EXERCISE PROMPT:
The entries below should be quoted exactly, with no pictures carried over.

──────────────────────────────

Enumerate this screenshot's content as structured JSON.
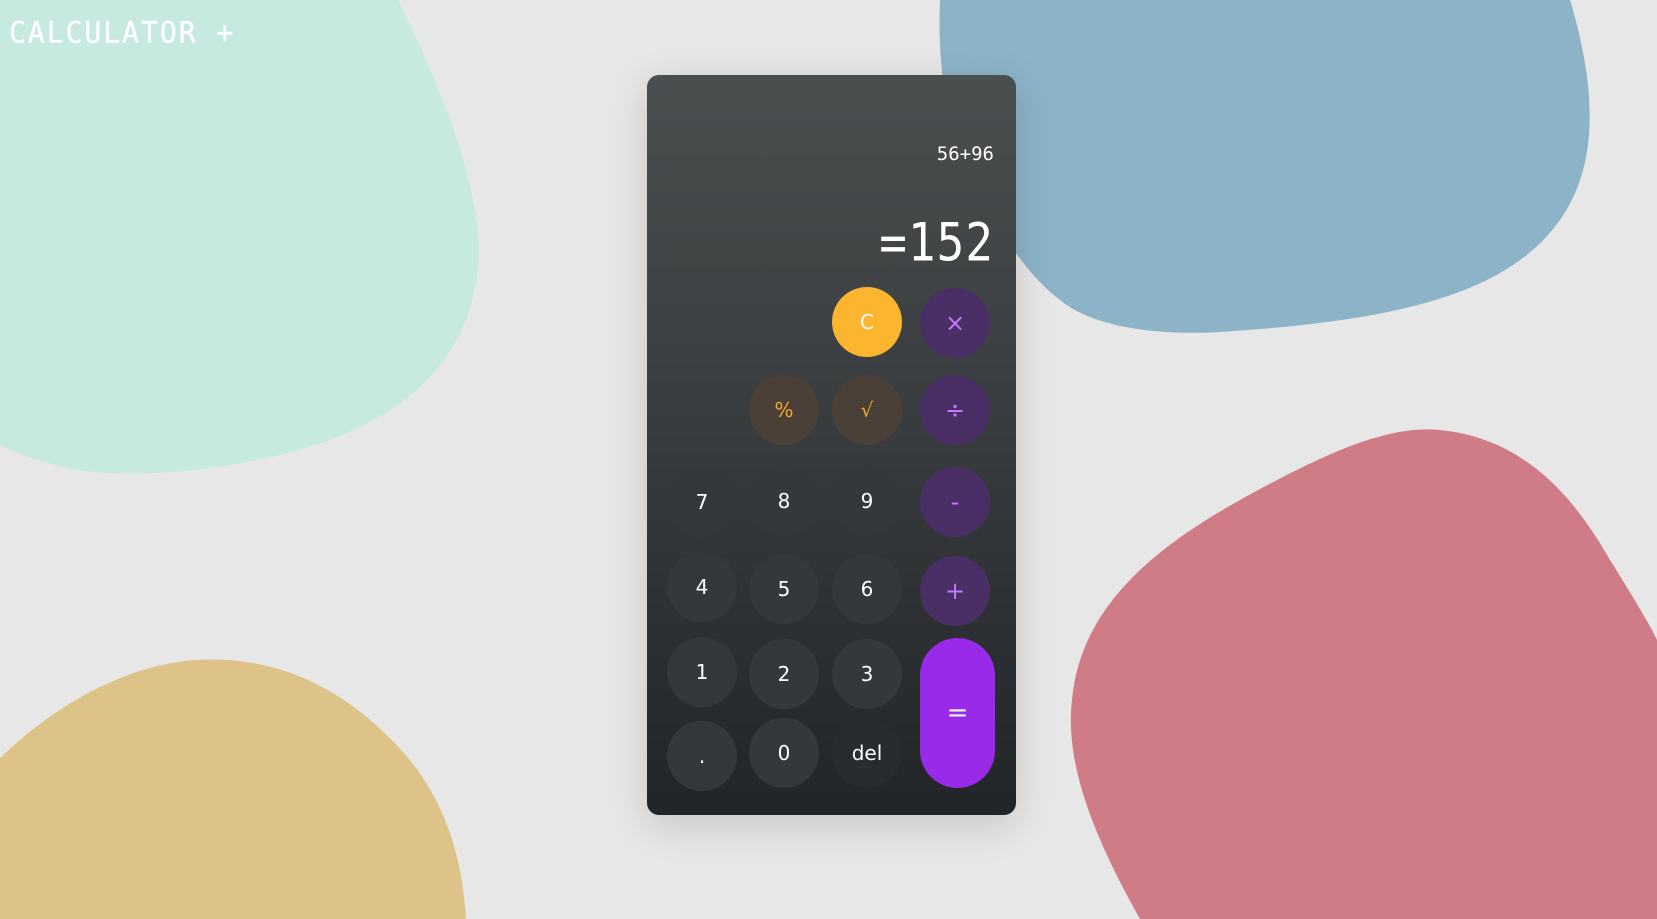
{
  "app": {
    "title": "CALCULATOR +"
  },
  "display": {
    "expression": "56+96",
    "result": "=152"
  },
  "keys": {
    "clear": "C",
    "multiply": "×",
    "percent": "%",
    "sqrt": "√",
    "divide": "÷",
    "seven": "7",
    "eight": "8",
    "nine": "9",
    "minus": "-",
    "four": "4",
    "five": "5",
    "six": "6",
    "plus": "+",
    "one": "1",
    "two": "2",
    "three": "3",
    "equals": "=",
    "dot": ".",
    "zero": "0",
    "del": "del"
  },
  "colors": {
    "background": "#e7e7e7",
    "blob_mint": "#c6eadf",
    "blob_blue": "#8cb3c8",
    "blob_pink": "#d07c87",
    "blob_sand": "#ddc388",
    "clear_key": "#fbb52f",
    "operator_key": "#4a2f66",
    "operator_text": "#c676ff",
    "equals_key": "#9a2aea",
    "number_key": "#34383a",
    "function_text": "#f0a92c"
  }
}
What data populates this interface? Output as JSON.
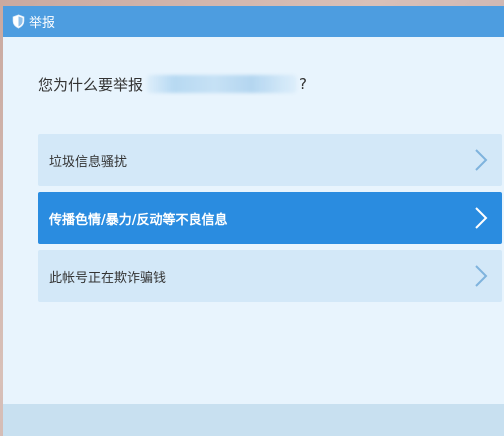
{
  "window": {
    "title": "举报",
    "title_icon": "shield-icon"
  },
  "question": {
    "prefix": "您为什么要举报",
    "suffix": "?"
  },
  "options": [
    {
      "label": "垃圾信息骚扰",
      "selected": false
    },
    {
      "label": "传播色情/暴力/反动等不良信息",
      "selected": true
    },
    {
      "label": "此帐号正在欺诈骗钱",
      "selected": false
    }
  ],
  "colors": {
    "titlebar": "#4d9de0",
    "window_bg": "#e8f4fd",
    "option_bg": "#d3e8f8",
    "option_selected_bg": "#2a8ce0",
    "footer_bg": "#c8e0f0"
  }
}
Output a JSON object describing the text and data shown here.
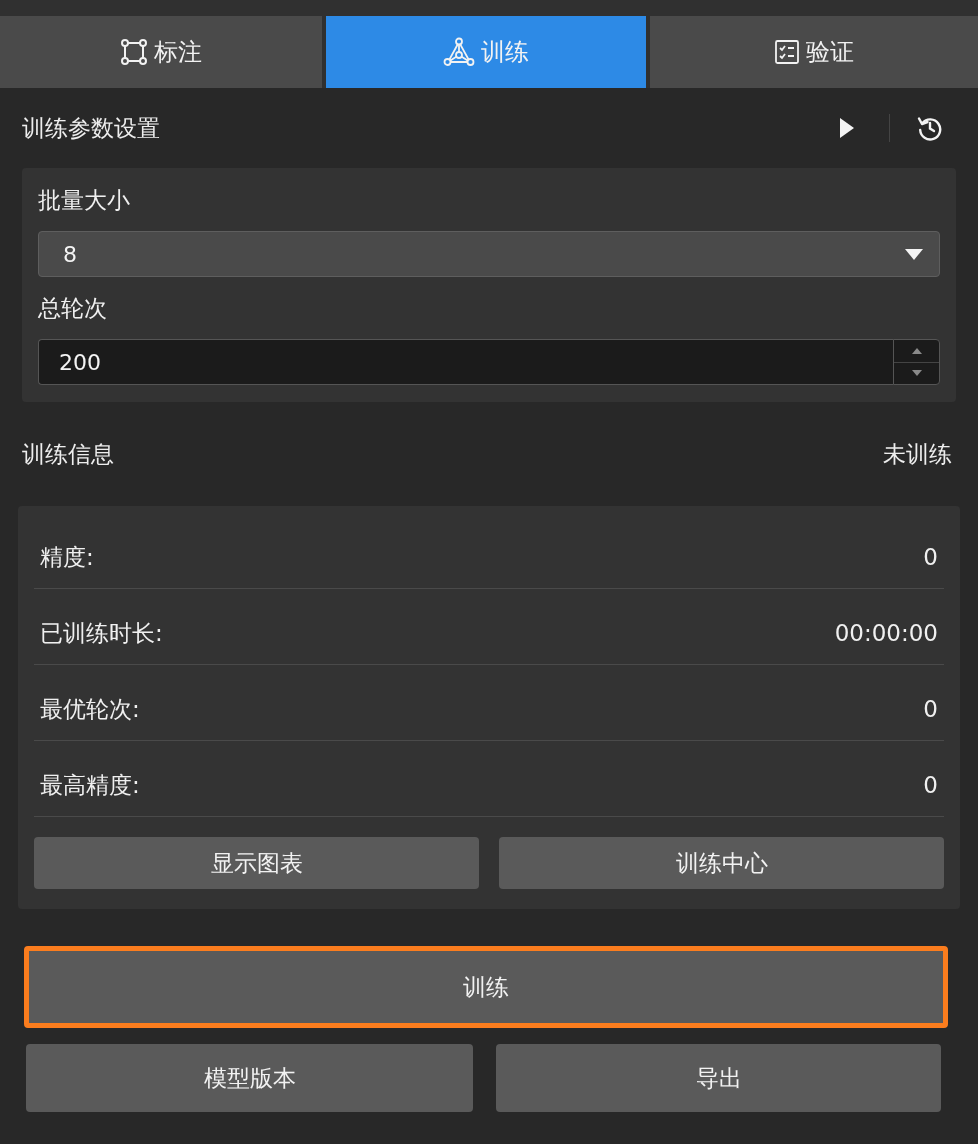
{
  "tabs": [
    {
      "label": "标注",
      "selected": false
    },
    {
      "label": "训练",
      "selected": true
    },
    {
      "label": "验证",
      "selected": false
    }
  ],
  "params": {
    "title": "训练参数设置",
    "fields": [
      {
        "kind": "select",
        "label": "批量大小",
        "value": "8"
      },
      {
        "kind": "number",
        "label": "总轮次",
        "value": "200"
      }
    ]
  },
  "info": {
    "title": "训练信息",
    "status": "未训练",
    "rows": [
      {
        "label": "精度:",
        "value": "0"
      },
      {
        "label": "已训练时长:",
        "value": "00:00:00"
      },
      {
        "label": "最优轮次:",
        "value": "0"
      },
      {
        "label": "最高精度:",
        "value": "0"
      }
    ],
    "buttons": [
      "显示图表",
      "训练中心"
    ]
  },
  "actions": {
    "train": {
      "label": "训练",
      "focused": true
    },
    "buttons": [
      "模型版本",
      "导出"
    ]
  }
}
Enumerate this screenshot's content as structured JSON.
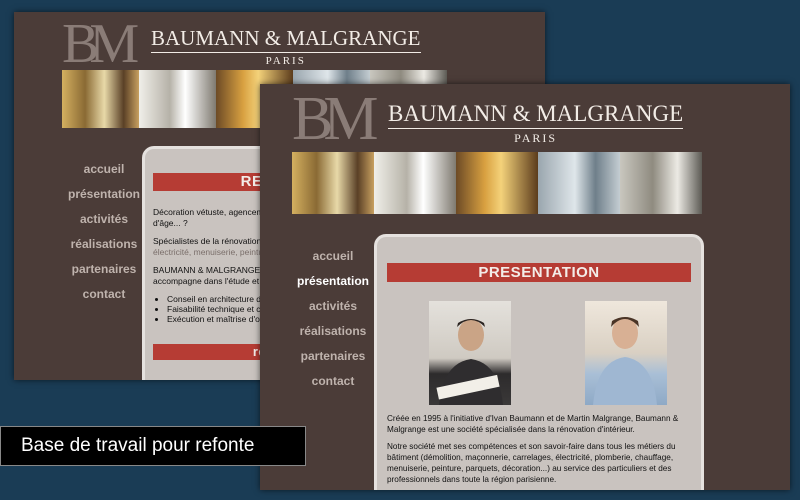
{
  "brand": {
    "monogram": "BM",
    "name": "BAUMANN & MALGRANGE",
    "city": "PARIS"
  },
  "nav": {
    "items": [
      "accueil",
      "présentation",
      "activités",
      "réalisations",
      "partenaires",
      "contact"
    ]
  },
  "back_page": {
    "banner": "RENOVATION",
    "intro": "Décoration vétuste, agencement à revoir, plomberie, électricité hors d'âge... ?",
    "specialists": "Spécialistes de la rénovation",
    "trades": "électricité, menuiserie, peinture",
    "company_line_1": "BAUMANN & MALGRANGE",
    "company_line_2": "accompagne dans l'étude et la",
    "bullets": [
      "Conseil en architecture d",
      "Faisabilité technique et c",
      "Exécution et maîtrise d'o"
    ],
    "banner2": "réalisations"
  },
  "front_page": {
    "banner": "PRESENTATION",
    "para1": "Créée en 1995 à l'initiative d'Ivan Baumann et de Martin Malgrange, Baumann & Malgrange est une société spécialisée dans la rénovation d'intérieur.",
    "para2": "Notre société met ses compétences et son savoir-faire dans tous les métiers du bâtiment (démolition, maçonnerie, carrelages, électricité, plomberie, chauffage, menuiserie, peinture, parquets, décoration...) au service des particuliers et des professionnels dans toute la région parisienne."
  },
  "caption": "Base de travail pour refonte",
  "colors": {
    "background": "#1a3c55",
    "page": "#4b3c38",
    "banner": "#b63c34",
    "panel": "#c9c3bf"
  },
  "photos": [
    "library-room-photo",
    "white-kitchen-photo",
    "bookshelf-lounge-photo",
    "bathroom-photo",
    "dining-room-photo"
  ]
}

──────────────────────────────

RESPONSE:
Enumerate this screenshot's content as structured JSON.
{
  "app": {
    "title": "CALCULATOR +"
  },
  "display": {
    "expression": "56+96",
    "result": "=152"
  },
  "keys": {
    "clear": "C",
    "multiply": "×",
    "percent": "%",
    "sqrt": "√",
    "divide": "÷",
    "seven": "7",
    "eight": "8",
    "nine": "9",
    "minus": "-",
    "four": "4",
    "five": "5",
    "six": "6",
    "plus": "+",
    "one": "1",
    "two": "2",
    "three": "3",
    "equals": "=",
    "dot": ".",
    "zero": "0",
    "del": "del"
  },
  "colors": {
    "background": "#e7e7e7",
    "blob_mint": "#c6eadf",
    "blob_blue": "#8cb3c8",
    "blob_pink": "#d07c87",
    "blob_sand": "#ddc388",
    "clear_key": "#fbb52f",
    "operator_key": "#4a2f66",
    "operator_text": "#c676ff",
    "equals_key": "#9a2aea",
    "number_key": "#34383a",
    "function_text": "#f0a92c"
  }
}
What data populates this interface? Output as JSON.
{
  "window": {
    "title": "举报",
    "title_icon": "shield-icon"
  },
  "question": {
    "prefix": "您为什么要举报",
    "suffix": "?"
  },
  "options": [
    {
      "label": "垃圾信息骚扰",
      "selected": false
    },
    {
      "label": "传播色情/暴力/反动等不良信息",
      "selected": true
    },
    {
      "label": "此帐号正在欺诈骗钱",
      "selected": false
    }
  ],
  "colors": {
    "titlebar": "#4d9de0",
    "window_bg": "#e8f4fd",
    "option_bg": "#d3e8f8",
    "option_selected_bg": "#2a8ce0",
    "footer_bg": "#c8e0f0"
  }
}
Output a JSON object describing the text and data shown here.
{
  "tabs": [
    {
      "label": "标注",
      "selected": false
    },
    {
      "label": "训练",
      "selected": true
    },
    {
      "label": "验证",
      "selected": false
    }
  ],
  "params": {
    "title": "训练参数设置",
    "fields": [
      {
        "kind": "select",
        "label": "批量大小",
        "value": "8"
      },
      {
        "kind": "number",
        "label": "总轮次",
        "value": "200"
      }
    ]
  },
  "info": {
    "title": "训练信息",
    "status": "未训练",
    "rows": [
      {
        "label": "精度:",
        "value": "0"
      },
      {
        "label": "已训练时长:",
        "value": "00:00:00"
      },
      {
        "label": "最优轮次:",
        "value": "0"
      },
      {
        "label": "最高精度:",
        "value": "0"
      }
    ],
    "buttons": [
      "显示图表",
      "训练中心"
    ]
  },
  "actions": {
    "train": {
      "label": "训练",
      "focused": true
    },
    "buttons": [
      "模型版本",
      "导出"
    ]
  }
}
Enumerate this screenshot's content as structured JSON.
{
  "brand": {
    "monogram": "BM",
    "name": "BAUMANN & MALGRANGE",
    "city": "PARIS"
  },
  "nav": {
    "items": [
      "accueil",
      "présentation",
      "activités",
      "réalisations",
      "partenaires",
      "contact"
    ]
  },
  "back_page": {
    "banner": "RENOVATION",
    "intro": "Décoration vétuste, agencement à revoir, plomberie, électricité hors d'âge... ?",
    "specialists": "Spécialistes de la rénovation",
    "trades": "électricité, menuiserie, peinture",
    "company_line_1": "BAUMANN & MALGRANGE",
    "company_line_2": "accompagne dans l'étude et la",
    "bullets": [
      "Conseil en architecture d",
      "Faisabilité technique et c",
      "Exécution et maîtrise d'o"
    ],
    "banner2": "réalisations"
  },
  "front_page": {
    "banner": "PRESENTATION",
    "para1": "Créée en 1995 à l'initiative d'Ivan Baumann et de Martin Malgrange, Baumann & Malgrange est une société spécialisée dans la rénovation d'intérieur.",
    "para2": "Notre société met ses compétences et son savoir-faire dans tous les métiers du bâtiment (démolition, maçonnerie, carrelages, électricité, plomberie, chauffage, menuiserie, peinture, parquets, décoration...) au service des particuliers et des professionnels dans toute la région parisienne."
  },
  "caption": "Base de travail pour refonte",
  "colors": {
    "background": "#1a3c55",
    "page": "#4b3c38",
    "banner": "#b63c34",
    "panel": "#c9c3bf"
  },
  "photos": [
    "library-room-photo",
    "white-kitchen-photo",
    "bookshelf-lounge-photo",
    "bathroom-photo",
    "dining-room-photo"
  ]
}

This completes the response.